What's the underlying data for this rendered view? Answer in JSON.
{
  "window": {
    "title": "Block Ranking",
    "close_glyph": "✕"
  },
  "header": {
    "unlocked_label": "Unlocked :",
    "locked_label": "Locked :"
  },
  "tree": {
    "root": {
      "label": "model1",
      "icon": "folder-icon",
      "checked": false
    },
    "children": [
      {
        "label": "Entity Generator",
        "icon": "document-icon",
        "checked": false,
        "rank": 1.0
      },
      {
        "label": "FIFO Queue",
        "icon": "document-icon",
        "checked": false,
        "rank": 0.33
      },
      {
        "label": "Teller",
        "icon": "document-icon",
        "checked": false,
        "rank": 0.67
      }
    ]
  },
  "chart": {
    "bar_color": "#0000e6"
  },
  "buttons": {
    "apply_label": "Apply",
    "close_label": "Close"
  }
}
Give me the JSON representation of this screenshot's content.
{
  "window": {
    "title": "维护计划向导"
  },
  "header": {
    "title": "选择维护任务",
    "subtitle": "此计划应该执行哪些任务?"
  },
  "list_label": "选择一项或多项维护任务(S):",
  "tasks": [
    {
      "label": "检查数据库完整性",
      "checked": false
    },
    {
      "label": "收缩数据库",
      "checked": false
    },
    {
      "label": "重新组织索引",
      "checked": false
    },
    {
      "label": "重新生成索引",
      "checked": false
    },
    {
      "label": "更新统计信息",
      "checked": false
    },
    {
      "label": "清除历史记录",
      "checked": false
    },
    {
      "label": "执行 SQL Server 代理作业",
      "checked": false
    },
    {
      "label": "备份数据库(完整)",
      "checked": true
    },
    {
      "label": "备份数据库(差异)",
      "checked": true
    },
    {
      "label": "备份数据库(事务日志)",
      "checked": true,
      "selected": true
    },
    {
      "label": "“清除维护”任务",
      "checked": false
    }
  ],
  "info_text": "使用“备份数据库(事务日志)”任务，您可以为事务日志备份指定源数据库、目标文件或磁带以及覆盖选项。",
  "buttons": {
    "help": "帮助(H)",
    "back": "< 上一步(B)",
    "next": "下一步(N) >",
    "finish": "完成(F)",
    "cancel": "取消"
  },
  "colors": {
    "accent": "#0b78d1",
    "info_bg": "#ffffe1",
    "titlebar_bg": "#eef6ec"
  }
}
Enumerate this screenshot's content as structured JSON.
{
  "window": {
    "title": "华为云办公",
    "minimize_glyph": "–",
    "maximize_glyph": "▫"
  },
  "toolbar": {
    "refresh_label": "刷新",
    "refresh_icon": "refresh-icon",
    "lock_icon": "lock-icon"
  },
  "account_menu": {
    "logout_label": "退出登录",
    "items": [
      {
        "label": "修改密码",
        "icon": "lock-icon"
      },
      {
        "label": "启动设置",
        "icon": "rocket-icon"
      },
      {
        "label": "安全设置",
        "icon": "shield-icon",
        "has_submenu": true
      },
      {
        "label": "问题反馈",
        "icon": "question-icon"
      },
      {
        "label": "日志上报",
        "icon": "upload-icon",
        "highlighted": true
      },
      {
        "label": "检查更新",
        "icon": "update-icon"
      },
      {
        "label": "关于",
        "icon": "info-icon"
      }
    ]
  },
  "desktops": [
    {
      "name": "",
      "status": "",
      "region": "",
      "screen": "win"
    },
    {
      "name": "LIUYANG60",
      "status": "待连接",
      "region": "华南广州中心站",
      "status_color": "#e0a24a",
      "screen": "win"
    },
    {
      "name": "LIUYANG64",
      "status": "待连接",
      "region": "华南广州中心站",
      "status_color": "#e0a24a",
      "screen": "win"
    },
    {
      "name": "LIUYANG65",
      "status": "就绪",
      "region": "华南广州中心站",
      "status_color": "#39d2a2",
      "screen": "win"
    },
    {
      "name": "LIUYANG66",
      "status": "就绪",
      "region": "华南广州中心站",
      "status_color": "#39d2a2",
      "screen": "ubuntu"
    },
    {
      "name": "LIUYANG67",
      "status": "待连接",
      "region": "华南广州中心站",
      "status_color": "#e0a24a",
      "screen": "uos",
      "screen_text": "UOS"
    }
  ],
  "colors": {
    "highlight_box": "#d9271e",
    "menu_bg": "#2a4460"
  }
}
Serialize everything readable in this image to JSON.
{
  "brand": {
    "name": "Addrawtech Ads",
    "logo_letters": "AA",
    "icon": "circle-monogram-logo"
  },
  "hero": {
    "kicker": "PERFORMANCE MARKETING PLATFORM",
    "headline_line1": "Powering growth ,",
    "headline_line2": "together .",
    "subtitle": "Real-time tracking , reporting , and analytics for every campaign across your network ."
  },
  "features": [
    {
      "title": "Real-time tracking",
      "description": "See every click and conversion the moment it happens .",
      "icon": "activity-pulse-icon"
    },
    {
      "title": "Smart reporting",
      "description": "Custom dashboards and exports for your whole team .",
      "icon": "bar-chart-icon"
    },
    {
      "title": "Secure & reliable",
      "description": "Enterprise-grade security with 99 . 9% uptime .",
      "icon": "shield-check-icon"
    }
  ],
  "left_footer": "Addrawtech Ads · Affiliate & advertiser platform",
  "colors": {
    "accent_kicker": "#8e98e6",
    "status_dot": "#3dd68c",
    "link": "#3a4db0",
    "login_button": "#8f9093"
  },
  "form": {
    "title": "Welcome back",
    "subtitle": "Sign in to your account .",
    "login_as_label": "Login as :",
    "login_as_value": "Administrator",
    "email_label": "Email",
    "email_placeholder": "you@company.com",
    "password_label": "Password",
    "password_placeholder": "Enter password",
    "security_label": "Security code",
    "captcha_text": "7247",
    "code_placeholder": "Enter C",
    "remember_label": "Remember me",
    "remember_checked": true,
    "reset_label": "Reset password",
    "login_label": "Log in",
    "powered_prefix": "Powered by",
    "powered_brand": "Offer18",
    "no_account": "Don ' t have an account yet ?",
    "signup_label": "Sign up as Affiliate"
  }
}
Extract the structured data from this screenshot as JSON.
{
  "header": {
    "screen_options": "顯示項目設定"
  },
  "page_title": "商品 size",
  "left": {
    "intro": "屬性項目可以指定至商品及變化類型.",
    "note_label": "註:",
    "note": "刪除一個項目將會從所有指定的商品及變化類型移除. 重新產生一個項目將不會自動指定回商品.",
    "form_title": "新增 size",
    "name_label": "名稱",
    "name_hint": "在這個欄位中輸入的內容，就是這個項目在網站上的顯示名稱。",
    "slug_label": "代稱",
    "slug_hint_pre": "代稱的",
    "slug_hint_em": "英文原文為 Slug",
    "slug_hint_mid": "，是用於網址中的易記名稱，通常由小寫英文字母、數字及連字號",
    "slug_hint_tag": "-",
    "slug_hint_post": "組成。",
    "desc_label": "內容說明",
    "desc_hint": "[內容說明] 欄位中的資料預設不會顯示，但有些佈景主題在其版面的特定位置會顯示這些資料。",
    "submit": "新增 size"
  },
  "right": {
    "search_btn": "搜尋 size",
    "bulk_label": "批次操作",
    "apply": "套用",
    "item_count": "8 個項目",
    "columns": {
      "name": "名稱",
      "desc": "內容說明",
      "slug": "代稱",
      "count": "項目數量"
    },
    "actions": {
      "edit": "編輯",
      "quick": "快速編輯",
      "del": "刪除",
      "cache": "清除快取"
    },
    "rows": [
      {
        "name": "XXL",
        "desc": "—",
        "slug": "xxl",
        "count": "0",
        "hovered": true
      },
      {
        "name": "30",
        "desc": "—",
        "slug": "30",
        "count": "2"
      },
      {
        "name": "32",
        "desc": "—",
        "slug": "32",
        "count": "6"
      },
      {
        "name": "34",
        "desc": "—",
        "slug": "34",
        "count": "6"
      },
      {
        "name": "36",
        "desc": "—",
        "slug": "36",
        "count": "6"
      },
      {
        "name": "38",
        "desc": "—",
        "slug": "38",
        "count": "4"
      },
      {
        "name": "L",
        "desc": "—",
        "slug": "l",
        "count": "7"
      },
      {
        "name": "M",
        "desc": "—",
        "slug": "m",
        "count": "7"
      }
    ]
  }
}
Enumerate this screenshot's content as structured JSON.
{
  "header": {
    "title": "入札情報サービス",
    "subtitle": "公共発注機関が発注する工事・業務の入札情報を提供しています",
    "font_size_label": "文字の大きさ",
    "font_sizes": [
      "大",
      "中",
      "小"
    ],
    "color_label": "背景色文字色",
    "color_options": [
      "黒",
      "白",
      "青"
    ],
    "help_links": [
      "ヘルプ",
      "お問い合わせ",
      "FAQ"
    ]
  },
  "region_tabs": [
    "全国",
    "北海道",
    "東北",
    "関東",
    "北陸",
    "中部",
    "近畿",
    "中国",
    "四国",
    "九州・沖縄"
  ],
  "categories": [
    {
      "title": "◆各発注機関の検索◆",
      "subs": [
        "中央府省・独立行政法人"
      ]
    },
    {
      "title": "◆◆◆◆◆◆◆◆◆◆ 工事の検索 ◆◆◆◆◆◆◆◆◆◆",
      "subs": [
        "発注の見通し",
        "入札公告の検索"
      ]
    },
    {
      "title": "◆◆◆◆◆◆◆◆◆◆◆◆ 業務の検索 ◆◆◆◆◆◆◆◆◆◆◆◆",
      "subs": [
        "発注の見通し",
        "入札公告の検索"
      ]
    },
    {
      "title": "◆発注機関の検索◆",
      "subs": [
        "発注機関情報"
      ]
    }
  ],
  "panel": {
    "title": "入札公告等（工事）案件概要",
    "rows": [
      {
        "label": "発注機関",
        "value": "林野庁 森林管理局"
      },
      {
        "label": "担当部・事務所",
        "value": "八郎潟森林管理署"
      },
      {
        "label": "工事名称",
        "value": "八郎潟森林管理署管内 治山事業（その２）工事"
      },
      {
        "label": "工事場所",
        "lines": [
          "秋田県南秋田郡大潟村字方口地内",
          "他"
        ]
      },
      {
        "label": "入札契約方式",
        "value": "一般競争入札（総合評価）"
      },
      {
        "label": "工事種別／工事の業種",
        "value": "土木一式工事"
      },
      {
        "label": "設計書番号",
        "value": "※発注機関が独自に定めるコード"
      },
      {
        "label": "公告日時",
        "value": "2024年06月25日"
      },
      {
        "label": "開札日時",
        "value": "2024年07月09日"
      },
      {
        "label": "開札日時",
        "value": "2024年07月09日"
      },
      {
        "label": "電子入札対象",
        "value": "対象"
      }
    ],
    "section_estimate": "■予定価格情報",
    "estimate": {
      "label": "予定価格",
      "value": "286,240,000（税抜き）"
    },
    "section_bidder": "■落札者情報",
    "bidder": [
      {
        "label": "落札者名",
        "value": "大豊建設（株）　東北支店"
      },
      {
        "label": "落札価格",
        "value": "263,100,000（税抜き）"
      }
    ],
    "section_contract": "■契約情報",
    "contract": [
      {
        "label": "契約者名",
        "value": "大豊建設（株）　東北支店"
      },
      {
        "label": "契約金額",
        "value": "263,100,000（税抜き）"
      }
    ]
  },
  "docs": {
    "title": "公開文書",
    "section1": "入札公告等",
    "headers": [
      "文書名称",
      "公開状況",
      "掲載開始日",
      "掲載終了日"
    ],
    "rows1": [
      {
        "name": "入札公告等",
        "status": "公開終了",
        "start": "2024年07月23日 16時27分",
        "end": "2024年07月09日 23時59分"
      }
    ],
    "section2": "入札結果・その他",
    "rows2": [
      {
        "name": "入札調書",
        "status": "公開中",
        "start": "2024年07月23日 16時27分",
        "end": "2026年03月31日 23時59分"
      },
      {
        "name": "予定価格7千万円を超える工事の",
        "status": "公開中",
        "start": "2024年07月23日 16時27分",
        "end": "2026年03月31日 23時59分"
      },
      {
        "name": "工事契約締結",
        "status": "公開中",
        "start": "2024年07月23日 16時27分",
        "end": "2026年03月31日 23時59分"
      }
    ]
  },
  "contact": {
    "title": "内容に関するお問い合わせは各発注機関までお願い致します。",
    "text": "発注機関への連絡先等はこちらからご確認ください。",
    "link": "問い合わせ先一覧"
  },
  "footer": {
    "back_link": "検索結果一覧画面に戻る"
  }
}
§ §
# Problem requirements
Each line that contains the word "入札公告等" counts toward the total; give only that total.

# Correct result
3